— START —

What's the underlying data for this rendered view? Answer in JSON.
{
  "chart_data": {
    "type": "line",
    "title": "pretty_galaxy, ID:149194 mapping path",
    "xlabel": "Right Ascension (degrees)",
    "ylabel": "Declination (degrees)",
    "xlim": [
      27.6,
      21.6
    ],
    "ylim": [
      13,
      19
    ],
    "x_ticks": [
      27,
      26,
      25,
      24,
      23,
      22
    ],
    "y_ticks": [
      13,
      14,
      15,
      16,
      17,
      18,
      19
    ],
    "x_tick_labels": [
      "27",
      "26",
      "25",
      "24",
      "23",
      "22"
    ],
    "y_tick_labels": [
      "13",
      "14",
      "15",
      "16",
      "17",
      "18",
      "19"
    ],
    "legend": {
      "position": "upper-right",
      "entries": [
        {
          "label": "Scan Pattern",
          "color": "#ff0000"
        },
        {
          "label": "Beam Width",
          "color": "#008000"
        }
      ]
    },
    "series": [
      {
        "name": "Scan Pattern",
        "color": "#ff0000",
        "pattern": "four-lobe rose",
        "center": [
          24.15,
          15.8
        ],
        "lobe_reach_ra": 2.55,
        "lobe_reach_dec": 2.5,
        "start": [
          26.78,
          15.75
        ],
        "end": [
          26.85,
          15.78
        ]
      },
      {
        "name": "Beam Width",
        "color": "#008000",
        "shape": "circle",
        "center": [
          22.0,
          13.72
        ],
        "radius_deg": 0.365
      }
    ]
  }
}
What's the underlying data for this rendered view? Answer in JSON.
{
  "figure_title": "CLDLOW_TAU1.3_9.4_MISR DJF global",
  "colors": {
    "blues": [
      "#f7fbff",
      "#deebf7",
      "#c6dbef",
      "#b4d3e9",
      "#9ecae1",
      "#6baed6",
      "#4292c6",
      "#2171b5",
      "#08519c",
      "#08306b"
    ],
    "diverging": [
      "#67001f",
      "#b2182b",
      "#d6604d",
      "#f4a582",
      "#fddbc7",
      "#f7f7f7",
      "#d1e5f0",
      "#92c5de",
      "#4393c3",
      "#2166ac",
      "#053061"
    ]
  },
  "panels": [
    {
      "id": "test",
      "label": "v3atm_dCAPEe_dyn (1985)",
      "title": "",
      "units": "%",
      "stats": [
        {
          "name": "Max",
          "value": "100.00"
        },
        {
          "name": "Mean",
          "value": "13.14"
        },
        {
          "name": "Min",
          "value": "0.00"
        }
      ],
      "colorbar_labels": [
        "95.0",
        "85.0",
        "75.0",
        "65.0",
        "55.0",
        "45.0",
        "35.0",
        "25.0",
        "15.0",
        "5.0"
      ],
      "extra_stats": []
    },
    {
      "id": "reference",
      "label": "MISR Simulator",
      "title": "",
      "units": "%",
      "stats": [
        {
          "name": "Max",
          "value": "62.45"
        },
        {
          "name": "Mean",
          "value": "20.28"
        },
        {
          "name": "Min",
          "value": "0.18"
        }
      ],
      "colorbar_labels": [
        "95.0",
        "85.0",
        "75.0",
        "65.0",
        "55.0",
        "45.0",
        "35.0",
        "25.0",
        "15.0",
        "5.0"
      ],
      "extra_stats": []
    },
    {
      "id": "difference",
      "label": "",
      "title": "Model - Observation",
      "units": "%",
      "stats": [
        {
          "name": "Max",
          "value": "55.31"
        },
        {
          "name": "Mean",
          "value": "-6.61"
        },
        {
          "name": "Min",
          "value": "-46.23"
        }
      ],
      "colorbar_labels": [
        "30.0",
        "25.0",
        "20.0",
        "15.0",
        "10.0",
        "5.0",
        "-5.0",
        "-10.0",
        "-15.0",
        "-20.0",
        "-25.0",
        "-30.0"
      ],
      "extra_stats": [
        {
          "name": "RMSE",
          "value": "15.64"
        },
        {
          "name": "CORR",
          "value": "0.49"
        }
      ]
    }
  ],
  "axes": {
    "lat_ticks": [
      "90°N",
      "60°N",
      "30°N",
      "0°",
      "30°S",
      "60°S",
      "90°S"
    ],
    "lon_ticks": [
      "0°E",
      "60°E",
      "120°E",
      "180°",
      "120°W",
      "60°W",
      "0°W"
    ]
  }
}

— END —

Exercise:
All of the material above needs to be copied exactly.

Response to the exercise:
What's the underlying data for this rendered view? Answer in JSON.
{
  "chart_data": {
    "type": "line",
    "title": "pretty_galaxy, ID:149194 mapping path",
    "xlabel": "Right Ascension (degrees)",
    "ylabel": "Declination (degrees)",
    "xlim": [
      27.6,
      21.6
    ],
    "ylim": [
      13,
      19
    ],
    "x_ticks": [
      27,
      26,
      25,
      24,
      23,
      22
    ],
    "y_ticks": [
      13,
      14,
      15,
      16,
      17,
      18,
      19
    ],
    "x_tick_labels": [
      "27",
      "26",
      "25",
      "24",
      "23",
      "22"
    ],
    "y_tick_labels": [
      "13",
      "14",
      "15",
      "16",
      "17",
      "18",
      "19"
    ],
    "legend": {
      "position": "upper-right",
      "entries": [
        {
          "label": "Scan Pattern",
          "color": "#ff0000"
        },
        {
          "label": "Beam Width",
          "color": "#008000"
        }
      ]
    },
    "series": [
      {
        "name": "Scan Pattern",
        "color": "#ff0000",
        "pattern": "four-lobe rose",
        "center": [
          24.15,
          15.8
        ],
        "lobe_reach_ra": 2.55,
        "lobe_reach_dec": 2.5,
        "start": [
          26.78,
          15.75
        ],
        "end": [
          26.85,
          15.78
        ]
      },
      {
        "name": "Beam Width",
        "color": "#008000",
        "shape": "circle",
        "center": [
          22.0,
          13.72
        ],
        "radius_deg": 0.365
      }
    ]
  }
}
What's the underlying data for this rendered view? Answer in JSON.
{
  "figure_title": "CLDLOW_TAU1.3_9.4_MISR DJF global",
  "colors": {
    "blues": [
      "#f7fbff",
      "#deebf7",
      "#c6dbef",
      "#b4d3e9",
      "#9ecae1",
      "#6baed6",
      "#4292c6",
      "#2171b5",
      "#08519c",
      "#08306b"
    ],
    "diverging": [
      "#67001f",
      "#b2182b",
      "#d6604d",
      "#f4a582",
      "#fddbc7",
      "#f7f7f7",
      "#d1e5f0",
      "#92c5de",
      "#4393c3",
      "#2166ac",
      "#053061"
    ]
  },
  "panels": [
    {
      "id": "test",
      "label": "v3atm_dCAPEe_dyn (1985)",
      "title": "",
      "units": "%",
      "stats": [
        {
          "name": "Max",
          "value": "100.00"
        },
        {
          "name": "Mean",
          "value": "13.14"
        },
        {
          "name": "Min",
          "value": "0.00"
        }
      ],
      "colorbar_labels": [
        "95.0",
        "85.0",
        "75.0",
        "65.0",
        "55.0",
        "45.0",
        "35.0",
        "25.0",
        "15.0",
        "5.0"
      ],
      "extra_stats": []
    },
    {
      "id": "reference",
      "label": "MISR Simulator",
      "title": "",
      "units": "%",
      "stats": [
        {
          "name": "Max",
          "value": "62.45"
        },
        {
          "name": "Mean",
          "value": "20.28"
        },
        {
          "name": "Min",
          "value": "0.18"
        }
      ],
      "colorbar_labels": [
        "95.0",
        "85.0",
        "75.0",
        "65.0",
        "55.0",
        "45.0",
        "35.0",
        "25.0",
        "15.0",
        "5.0"
      ],
      "extra_stats": []
    },
    {
      "id": "difference",
      "label": "",
      "title": "Model - Observation",
      "units": "%",
      "stats": [
        {
          "name": "Max",
          "value": "55.31"
        },
        {
          "name": "Mean",
          "value": "-6.61"
        },
        {
          "name": "Min",
          "value": "-46.23"
        }
      ],
      "colorbar_labels": [
        "30.0",
        "25.0",
        "20.0",
        "15.0",
        "10.0",
        "5.0",
        "-5.0",
        "-10.0",
        "-15.0",
        "-20.0",
        "-25.0",
        "-30.0"
      ],
      "extra_stats": [
        {
          "name": "RMSE",
          "value": "15.64"
        },
        {
          "name": "CORR",
          "value": "0.49"
        }
      ]
    }
  ],
  "axes": {
    "lat_ticks": [
      "90°N",
      "60°N",
      "30°N",
      "0°",
      "30°S",
      "60°S",
      "90°S"
    ],
    "lon_ticks": [
      "0°E",
      "60°E",
      "120°E",
      "180°",
      "120°W",
      "60°W",
      "0°W"
    ]
  }
}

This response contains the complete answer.